Start of Excerpt provided

Music producer Steve Albini befriended Armisen in Chicago but was not a fan of the band. When asked why he didn’t like Trenchmouth, Albini told Magnet, “Because they were awful and they toiled in Chicago and D.C., two places overrun with much more interesting bands at the time. If they had been in Decatur or Ottumwa, I’m sure they would have been local legends and widely regarded as a lost treasure.”
Trenchmouth lasted 10 years and four albums. In 2003, Thick Records released “More Motion: A Collection,” a Trenchmouth retrospective.
Armisen worked at the night club the Lounge Ax in Chicago, where his boss was Sue Miller, now the wife of Jeff Tweedy of Wilco. In the early 2000s, Armisen opened as a comedian on a Tweedy solo tour. He makes a brief appearance in the Wilco documentary “I Am Trying to Break Your Heart.”
One of the bookers at the Lounge Ax at the time was Mark Greenberg, a member of the Coctails, a band comprising students from the Kansas City Art Institute.

End of Excerpt provided
Start of The data

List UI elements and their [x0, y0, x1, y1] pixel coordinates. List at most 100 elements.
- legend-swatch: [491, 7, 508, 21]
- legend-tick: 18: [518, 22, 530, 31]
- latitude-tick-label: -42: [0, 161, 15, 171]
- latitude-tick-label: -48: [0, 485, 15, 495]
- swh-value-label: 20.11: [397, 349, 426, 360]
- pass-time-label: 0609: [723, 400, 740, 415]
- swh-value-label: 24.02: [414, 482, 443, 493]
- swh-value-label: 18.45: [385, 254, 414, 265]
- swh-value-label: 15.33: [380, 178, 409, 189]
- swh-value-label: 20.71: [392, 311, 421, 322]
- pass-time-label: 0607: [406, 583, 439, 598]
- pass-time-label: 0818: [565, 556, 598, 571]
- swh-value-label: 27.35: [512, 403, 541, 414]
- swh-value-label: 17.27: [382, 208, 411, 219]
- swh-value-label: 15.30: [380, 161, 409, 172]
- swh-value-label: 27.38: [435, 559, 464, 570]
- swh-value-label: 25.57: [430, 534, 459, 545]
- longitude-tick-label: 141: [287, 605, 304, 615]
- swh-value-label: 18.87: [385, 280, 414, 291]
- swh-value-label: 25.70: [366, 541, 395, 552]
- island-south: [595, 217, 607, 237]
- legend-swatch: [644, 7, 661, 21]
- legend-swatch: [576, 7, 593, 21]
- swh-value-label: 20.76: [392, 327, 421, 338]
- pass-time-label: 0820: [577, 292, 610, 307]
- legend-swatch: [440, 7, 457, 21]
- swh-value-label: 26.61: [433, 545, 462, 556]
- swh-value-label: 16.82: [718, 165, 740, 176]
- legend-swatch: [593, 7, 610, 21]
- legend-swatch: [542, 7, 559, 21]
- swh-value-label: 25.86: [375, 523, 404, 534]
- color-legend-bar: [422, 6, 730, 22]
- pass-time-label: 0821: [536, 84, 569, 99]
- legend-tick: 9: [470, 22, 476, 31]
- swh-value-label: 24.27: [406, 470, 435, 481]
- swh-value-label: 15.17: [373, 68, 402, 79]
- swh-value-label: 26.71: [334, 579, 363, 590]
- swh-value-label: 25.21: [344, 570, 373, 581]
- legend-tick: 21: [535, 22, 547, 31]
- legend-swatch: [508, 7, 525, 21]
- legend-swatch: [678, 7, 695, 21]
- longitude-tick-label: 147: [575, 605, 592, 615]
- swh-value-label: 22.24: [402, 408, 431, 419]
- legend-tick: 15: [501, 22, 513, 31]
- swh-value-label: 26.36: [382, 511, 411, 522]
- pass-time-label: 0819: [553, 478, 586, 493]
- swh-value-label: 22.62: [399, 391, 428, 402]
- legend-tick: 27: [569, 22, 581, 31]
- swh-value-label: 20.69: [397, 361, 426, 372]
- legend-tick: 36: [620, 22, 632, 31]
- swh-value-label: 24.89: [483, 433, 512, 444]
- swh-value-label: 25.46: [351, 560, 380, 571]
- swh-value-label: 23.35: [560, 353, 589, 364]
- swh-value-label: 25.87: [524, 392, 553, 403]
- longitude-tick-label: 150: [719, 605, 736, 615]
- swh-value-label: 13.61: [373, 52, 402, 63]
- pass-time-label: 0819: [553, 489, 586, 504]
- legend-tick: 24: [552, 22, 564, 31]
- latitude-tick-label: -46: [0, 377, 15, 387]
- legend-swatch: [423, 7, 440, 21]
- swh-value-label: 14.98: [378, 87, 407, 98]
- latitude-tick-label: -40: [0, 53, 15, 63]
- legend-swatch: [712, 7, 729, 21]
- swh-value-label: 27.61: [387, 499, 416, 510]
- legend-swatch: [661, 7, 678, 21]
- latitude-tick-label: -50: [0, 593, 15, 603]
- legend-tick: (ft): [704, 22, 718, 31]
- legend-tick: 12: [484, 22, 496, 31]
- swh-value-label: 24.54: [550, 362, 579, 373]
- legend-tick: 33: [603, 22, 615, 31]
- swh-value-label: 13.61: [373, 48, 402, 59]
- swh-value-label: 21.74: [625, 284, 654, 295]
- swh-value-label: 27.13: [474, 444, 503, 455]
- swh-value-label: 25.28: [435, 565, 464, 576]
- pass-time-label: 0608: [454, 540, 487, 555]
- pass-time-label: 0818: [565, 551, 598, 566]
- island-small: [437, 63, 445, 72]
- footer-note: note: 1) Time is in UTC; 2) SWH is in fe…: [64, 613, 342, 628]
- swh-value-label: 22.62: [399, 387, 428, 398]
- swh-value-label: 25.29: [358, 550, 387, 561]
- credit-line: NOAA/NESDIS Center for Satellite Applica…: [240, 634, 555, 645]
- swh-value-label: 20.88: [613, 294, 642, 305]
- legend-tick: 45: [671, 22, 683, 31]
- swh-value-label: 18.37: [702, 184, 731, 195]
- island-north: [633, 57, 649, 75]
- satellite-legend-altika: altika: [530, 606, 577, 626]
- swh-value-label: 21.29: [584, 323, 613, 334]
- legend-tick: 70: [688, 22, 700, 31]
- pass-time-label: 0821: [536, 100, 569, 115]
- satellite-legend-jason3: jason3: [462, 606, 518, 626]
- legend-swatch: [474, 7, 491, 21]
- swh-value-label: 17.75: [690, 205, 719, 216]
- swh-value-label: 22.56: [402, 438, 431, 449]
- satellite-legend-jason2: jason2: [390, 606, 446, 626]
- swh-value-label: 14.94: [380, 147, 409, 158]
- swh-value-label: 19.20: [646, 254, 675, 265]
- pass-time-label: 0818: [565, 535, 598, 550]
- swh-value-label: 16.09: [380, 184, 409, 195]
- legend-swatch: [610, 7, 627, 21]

End of The data

**Work request A:** In the excerpt about Armisen's Chicago years, rewrite the passage from "Trenchmouth lasted 10" up to and including "City Art Institute.", substituting "Empty Bottle" for "Lounge Ax".
**Work request B:** Translate this sentence from the excerpt about Armisen's Chicago years into Spanish: "Trenchmouth lasted 10 years and four albums."
**Work request C:** Write the next part of the excerpt about Armisen's Chicago years, picking up after its final sentence.

**Answer box A:**
Trenchmouth lasted 10 years and four albums. In 2003, Thick Records released “More Motion: A Collection,” a Trenchmouth retrospective.
Armisen worked at the night club the Empty Bottle in Chicago, where his boss was Sue Miller, now the wife of Jeff Tweedy of Wilco. In the early 2000s, Armisen opened as a comedian on a Tweedy solo tour. He makes a brief appearance in the Wilco documentary “I Am Trying to Break Your Heart.”
One of the bookers at the Empty Bottle at the time was Mark Greenberg, a member of the Coctails, a band comprising students from the Kansas City Art Institute.

**Answer box B:** Trenchmouth duró 10 años y cuatro álbumes.

**Answer box C:**
In a Chicago Tribune article from January 2012, Miller recalled Armisen developing his comedy chops while working at the Lounge Ax.
“When Fred was around I never got anything done. I think he started honing his characters on our phone. He would lie to everybody. He would tell people that Mark was working as a mime at Great America, or when bands called he would tell them send us a tape and draw a monkey on the envelope, so I would get all these envelopes with monkeys. Fred was such a horrible person! But I also love him so much.”
For about two years in the late 1990s, Armisen was a drummer for the Chicago production of Blue Man Group.
In 1998, he married Sally Timms of the British rock band the Mekons. They divorced in 2004.
In 1998, at the South by Southwest Music Festival, Armisen and Timms made a video of Armisen pretending to be a man-in-the-street reporter. He interviewed unsuspecting musicians and entertainers, including Janeane Garofalo, crashed a few panels and pulled off other pranks and shenanigans.
Jim DeRogatis of the Chicago Sun-Times described the video: “Armisen pretended to be blind, deaf, German, and clueless as he threw bizarre questions at music-industry executives, stuffed-shirt critics and bewildered fellow musicians.”
HBO eventually got a copy of the 20-minute video, which he called “Fred Armisen’s Guide to Music and SXSW,” and was impressed enough to ask him to contribute to a music-interview show called “Reverb.”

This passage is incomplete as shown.